■ **Extrait**:
┄┄┄┄┄┄

J’ai d’abord étudié six ans à Sarrebruck avec le pianiste, organiste et chef d’orchestre Leo Krämer, pour obtenir le diplôme de « Kantor », ce qui correspond à une formation complète de musicien d’église (direction d’orchestre et de chœur, orgue, improvisation). Parallèlement, j’avais été lauréat des concours internationaux de Spire et Wiesbaden à 20 et 22 ans, ce qui me permettait déjà d’envisager une carrière de concertiste. J’ai ensuite approfondi ma formation durant deux ans à Boston auprès de James David Christie, puis à Francfort et à Paris avec Daniel Roth, titulaire du grand de Saint-Sulpice à Paris. À présent, j’enseigne moi-même à Rotterdam, où j’ai succédé à Ben Van Oosten.
Quels sont les orgues qui vous ont le plus marqué ?
J’ai joué sur de nombreux instruments à travers le monde, tant dans des lieux de culte que dans des salles de concert. Ceux qui m’ont fait la plus forte impression sont les orgues historiques. Quand on joue des instruments d’Arp Schnitger (1648-1719) ou de Gottfried Silbermann (1683-1753), ces instruments vous enseignent comment jouer la musique baroque. De la même manière, si vous jouez la musique romantique française, il est absolument nécessaire de connaître les instruments de Cavaillé-Coll et le style de ses instruments. Pour la musique romantique allemande, il est aussi très important d’avoir une connaissance de la richesse et des couleurs et dynamiques propres aux instruments de l’époque. Tout ce bagage historique vous permet, lorsque vous jouez sur des instruments modernes, comme ceux qu’on rencontre le plus souvent dans les salles de concert, de faire des choix de registration et d’interprétation adéquats.
Quelle est votre fonction à l’Orchestre Symphonique de Bamberg, en Bavière ?

┄┄┄┄┄┄

■ **Données extraites**:
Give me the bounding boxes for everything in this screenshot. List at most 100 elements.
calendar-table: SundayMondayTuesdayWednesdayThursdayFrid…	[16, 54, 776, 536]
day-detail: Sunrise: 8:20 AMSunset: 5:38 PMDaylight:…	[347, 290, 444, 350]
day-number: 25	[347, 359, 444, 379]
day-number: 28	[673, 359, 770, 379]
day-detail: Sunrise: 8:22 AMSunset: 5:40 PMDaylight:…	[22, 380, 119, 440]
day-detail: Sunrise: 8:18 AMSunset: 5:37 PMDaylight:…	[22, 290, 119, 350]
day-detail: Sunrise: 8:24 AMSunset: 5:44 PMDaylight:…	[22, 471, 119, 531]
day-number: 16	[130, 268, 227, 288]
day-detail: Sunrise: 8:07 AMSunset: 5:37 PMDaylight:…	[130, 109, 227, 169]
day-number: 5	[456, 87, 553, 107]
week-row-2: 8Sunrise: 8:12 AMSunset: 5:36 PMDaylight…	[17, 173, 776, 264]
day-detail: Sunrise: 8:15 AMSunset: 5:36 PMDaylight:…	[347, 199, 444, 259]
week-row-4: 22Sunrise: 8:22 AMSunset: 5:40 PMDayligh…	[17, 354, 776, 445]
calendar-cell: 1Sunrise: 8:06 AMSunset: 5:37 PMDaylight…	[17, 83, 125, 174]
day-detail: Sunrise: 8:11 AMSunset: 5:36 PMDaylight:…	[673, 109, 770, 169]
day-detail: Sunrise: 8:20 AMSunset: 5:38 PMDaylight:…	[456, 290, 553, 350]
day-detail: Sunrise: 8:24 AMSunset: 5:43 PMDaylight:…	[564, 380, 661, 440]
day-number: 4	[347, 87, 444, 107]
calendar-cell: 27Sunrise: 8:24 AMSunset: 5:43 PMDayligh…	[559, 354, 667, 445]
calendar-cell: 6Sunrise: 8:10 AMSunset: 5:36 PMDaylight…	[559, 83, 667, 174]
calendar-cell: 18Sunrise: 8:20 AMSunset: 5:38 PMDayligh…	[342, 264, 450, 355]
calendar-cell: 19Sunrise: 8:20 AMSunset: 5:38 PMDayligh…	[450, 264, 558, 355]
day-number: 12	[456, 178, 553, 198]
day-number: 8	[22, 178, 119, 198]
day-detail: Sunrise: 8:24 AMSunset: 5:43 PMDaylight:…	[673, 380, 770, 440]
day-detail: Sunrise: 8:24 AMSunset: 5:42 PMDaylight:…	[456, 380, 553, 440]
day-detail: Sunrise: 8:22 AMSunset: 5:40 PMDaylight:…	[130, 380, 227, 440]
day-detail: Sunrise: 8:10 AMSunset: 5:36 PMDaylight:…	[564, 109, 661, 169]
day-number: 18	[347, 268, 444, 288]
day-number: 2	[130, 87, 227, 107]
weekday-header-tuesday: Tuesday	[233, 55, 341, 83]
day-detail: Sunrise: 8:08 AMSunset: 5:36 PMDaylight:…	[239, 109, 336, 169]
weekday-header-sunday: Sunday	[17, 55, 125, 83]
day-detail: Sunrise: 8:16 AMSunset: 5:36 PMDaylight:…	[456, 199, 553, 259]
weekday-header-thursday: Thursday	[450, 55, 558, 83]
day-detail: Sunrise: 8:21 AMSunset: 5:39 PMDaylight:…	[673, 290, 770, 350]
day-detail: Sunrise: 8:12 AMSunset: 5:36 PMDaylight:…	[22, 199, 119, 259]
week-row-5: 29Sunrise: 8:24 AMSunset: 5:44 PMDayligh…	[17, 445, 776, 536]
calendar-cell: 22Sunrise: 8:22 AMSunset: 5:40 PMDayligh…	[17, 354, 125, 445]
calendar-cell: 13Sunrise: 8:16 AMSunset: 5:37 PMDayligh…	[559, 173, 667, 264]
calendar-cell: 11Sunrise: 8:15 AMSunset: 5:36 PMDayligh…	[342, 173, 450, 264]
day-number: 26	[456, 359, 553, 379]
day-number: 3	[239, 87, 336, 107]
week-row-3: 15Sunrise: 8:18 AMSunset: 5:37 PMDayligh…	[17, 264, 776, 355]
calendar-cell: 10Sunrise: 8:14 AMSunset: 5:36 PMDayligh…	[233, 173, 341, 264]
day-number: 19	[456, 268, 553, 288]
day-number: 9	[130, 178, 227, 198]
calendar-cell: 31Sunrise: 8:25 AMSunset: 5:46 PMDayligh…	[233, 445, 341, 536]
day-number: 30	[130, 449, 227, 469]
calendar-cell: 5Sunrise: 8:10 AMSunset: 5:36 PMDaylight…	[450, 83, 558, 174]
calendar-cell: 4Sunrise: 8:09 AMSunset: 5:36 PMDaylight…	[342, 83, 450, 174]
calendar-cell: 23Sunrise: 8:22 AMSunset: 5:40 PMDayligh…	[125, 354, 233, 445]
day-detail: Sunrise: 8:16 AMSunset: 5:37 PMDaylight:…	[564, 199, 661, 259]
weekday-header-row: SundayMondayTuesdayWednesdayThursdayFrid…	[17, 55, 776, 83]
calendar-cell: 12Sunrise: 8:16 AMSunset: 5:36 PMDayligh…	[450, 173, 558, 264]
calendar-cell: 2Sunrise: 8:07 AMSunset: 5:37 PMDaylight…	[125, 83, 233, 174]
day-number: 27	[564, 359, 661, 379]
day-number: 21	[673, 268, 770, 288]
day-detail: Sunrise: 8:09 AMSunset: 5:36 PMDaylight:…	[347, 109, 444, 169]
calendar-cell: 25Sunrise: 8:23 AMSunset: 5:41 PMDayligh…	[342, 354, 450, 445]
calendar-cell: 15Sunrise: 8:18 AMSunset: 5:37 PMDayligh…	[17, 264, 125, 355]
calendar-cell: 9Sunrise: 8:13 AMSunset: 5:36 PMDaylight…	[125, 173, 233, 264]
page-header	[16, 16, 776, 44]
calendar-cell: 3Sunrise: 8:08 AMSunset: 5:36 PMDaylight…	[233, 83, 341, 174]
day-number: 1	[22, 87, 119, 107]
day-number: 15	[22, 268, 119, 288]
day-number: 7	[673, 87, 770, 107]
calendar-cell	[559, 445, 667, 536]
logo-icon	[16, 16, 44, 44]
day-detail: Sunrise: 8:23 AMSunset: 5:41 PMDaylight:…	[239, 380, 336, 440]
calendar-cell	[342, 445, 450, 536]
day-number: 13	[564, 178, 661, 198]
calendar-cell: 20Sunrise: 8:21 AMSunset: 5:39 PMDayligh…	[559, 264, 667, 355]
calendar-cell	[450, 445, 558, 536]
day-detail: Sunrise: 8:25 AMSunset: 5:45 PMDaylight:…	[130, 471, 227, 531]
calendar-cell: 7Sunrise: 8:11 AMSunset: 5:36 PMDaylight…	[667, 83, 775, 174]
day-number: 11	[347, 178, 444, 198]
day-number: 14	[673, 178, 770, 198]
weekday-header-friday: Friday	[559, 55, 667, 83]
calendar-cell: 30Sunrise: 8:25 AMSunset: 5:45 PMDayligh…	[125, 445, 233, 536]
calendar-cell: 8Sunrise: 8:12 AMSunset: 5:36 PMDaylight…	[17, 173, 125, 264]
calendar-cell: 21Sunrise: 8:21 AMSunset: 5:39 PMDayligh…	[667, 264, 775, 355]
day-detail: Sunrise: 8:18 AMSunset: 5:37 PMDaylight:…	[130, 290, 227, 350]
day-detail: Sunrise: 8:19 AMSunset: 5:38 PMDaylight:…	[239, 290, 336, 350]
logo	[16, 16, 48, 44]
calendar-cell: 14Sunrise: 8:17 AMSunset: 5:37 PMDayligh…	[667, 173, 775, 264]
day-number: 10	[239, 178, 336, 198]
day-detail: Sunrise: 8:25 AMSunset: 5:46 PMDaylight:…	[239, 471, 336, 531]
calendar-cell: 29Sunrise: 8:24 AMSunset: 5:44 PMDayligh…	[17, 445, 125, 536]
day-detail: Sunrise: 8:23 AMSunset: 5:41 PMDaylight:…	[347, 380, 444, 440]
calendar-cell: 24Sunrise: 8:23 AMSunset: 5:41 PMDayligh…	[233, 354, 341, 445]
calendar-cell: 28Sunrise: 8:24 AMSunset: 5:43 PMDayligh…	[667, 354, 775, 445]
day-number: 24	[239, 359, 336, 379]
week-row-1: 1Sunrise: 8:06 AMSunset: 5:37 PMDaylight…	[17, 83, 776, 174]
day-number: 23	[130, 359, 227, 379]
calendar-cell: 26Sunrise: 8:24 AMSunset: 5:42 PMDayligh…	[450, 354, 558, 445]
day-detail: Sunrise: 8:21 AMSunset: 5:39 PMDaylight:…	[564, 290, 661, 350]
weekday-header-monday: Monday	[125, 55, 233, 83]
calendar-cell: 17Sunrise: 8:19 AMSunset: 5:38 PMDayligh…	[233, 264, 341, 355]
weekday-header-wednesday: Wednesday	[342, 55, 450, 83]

┄┄┄┄┄┄

■ **Travail à faire**:
A) Recopiez mot pour mot la partie de l'extrait qui s'ouvre sur les mots contenant « J’ai d’abord étudié » et se termine par « Ben Van Oosten. ».
B) Traduisez en anglais cette phrase de l'extrait : « Ceux qui m’ont fait la plus forte impression sont les orgues historiques. »

■ **Réponses rédigées**:
A)
J’ai d’abord étudié six ans à Sarrebruck avec le pianiste, organiste et chef d’orchestre Leo Krämer, pour obtenir le diplôme de « Kantor », ce qui correspond à une formation complète de musicien d’église (direction d’orchestre et de chœur, orgue, improvisation). Parallèlement, j’avais été lauréat des concours internationaux de Spire et Wiesbaden à 20 et 22 ans, ce qui me permettait déjà d’envisager une carrière de concertiste. J’ai ensuite approfondi ma formation durant deux ans à Boston auprès de James David Christie, puis à Francfort et à Paris avec Daniel Roth, titulaire du grand de Saint-Sulpice à Paris. À présent, j’enseigne moi-même à Rotterdam, où j’ai succédé à Ben Van Oosten.

B) The ones that made the strongest impression on me are the historic organs.